An estimated $1.1 billion in profit may have been shifted out of Africa by Australian miners in one year, according to a new report by Oxfam and the Tax Justice Network..

…The report also drills down into the mining operations owned by three Australian companies: Perseus Mining, MMG and Iluka Resources.

…But Perseus Mining managing director and CEO Jeff Quartermaine said the report had made "a series of unfounded allegations about Perseus's activities in Ghana that are false and misleading".

"The statement that 'the mine could have paid at least $57 million in income tax from 2012 to 2017' is false."

He added that the company was obliged to pay a royalty amounting to 5 per cent of revenue to the Ghanaian Government and had done so, since the first gold was mined in 2011.

"In 2018 alone, this amounted to US$19 million," he said.

…The report also claimed that MMG paid almost no tax in the Democratic Republic of Congo….

…In its right of response to Oxfam, the company noted that "MMG Ltd engages the Appleby law firm, and its affiliate, Estera for advice on legal and corporate secretarial matters".

MMG also stated it was "simplistic to apply an industry average profit margin to revenue, as there are different factors impacting the financial performance of a mine".

The report suggests Iluka's Sierra Rutile mine in Sierra Leone — which Iluka Resources acquired in 2016 — paid on average only 0.4 per cent of total revenues in tax between 2009 and 2015, largely due to tax concessions that the previous owners got.

…Iluka's chief financial officer, Adele Stratton, said: "Oxfam's report misrepresents Sierra Rutile's company income tax payments as its total tax payments to government.

"[The report is] providing an inaccurate and potentially misleading representation of Sierra Rutile's economic contribution in Sierra Leone."

…Ms Stratton said significant carried-forward tax losses were common for mining companies given the significant upfront capital outlay required for a mining operation.

Entries provided:
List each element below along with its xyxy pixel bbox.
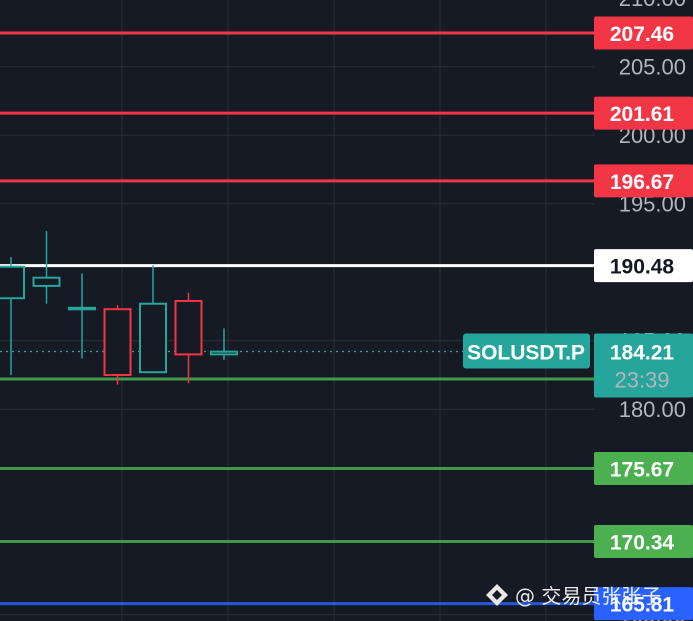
level-price-tag xyxy=(594,452,693,486)
candle-body[interactable] xyxy=(139,302,167,374)
diamond-logo-icon xyxy=(486,584,508,606)
level-price-label: 175.67 xyxy=(610,459,674,482)
watermark-text: @ 交易员张张子 xyxy=(515,584,661,608)
price-axis-tick: 210.00 xyxy=(619,0,686,11)
candle-body[interactable] xyxy=(0,265,25,300)
symbol-label: SOLUSDT.P xyxy=(467,342,585,365)
level-price-label: 196.67 xyxy=(610,171,674,194)
level-price-tag xyxy=(594,249,693,283)
candle-body[interactable] xyxy=(32,276,61,287)
candle-body[interactable] xyxy=(174,299,203,356)
symbol-tag[interactable] xyxy=(463,333,590,369)
price-axis-tick: 180.00 xyxy=(619,397,686,422)
price-axis-tick: 205.00 xyxy=(619,55,686,80)
level-price-tag xyxy=(594,16,693,50)
level-price-label: 165.81 xyxy=(610,594,675,617)
candle-body[interactable] xyxy=(210,350,238,356)
candle-body[interactable] xyxy=(68,306,96,311)
current-price-label: 184.21 xyxy=(610,342,675,365)
level-price-tag xyxy=(594,96,693,130)
level-price-label: 170.34 xyxy=(610,532,675,555)
current-price-tag xyxy=(594,333,693,398)
level-price-label: 201.61 xyxy=(610,103,675,126)
level-price-tag xyxy=(594,525,693,559)
level-price-tag xyxy=(594,587,693,621)
candle-body[interactable] xyxy=(103,308,132,376)
level-price-label: 207.46 xyxy=(610,23,674,46)
bar-countdown: 23:39 xyxy=(614,368,669,393)
level-price-label: 190.48 xyxy=(610,256,675,279)
level-price-tag xyxy=(594,164,693,198)
watermark: @ 交易员张张子 xyxy=(486,584,661,608)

Written instruction 1:
In the mining tax excerpt, in what year did Iluka Resources acquire the Sierra Rutile mine?
Written instruction 2:
From the mining tax excerpt, please give the stretch from "The report suggests" through "previous owners got." again, switching "concessions" to "exemptions".
Written instruction 3:
Translate this sentence from the mining tax excerpt into Spanish: MMG also stated it was "simplistic to apply an industry average profit margin to revenue, as there are different factors impacting the financial performance of a mine".

Task output 1:
2016

Task output 2:
The report suggests Iluka's Sierra Rutile mine in Sierra Leone — which Iluka Resources acquired in 2016 — paid on average only 0.4 per cent of total revenues in tax between 2009 and 2015, largely due to tax exemptions that the previous owners got.

Task output 3:
MMG también afirmó que era "simplista aplicar un margen de beneficio promedio del sector a los ingresos, ya que hay diferentes factores que influyen en el rendimiento financiero de una mina".